### Task goal:
Only a number is wanted: how many lines in these records contain the word "кабеля"?

### Working data:
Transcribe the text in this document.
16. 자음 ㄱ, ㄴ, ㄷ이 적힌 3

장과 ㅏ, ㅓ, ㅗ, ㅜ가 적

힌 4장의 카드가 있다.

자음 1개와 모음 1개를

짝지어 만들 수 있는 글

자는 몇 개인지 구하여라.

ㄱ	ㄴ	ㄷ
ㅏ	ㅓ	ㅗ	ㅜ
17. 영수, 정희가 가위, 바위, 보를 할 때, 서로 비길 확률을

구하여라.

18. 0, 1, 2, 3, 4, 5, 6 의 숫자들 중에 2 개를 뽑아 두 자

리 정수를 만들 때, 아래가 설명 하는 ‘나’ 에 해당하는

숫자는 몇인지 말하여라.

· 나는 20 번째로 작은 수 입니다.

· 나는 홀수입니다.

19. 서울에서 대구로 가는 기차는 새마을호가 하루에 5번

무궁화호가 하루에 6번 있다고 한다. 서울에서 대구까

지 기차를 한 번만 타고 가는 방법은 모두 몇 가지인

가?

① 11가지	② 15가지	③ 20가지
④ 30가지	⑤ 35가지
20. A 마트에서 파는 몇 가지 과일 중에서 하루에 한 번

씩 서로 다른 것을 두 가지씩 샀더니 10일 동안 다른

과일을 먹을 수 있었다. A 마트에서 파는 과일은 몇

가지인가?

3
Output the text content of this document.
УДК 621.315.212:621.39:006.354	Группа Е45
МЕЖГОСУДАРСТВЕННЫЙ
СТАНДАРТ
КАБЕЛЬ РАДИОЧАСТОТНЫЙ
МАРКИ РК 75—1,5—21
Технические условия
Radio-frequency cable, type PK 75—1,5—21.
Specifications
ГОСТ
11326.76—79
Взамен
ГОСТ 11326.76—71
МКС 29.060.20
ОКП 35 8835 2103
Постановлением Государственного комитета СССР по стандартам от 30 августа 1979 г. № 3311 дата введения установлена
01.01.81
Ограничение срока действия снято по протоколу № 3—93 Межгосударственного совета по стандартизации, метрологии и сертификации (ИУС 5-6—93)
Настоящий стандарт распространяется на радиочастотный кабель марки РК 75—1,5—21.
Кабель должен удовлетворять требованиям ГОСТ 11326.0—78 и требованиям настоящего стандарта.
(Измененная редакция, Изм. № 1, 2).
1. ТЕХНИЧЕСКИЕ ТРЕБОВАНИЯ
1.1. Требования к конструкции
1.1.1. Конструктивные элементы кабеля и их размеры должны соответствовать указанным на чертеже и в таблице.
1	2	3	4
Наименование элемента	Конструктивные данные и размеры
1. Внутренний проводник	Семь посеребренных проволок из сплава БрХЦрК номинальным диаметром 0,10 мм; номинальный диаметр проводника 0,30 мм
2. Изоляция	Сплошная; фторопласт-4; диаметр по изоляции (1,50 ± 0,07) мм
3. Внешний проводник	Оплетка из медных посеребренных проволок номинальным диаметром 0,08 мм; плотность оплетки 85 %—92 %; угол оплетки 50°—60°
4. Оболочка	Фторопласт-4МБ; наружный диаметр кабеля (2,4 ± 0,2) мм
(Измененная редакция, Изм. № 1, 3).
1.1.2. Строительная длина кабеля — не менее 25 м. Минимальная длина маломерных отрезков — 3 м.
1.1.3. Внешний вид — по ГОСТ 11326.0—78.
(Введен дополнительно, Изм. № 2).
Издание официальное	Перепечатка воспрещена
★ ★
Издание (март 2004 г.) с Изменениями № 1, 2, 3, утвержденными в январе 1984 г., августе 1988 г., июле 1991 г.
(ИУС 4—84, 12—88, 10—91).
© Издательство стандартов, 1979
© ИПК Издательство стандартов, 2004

### Expected output:
3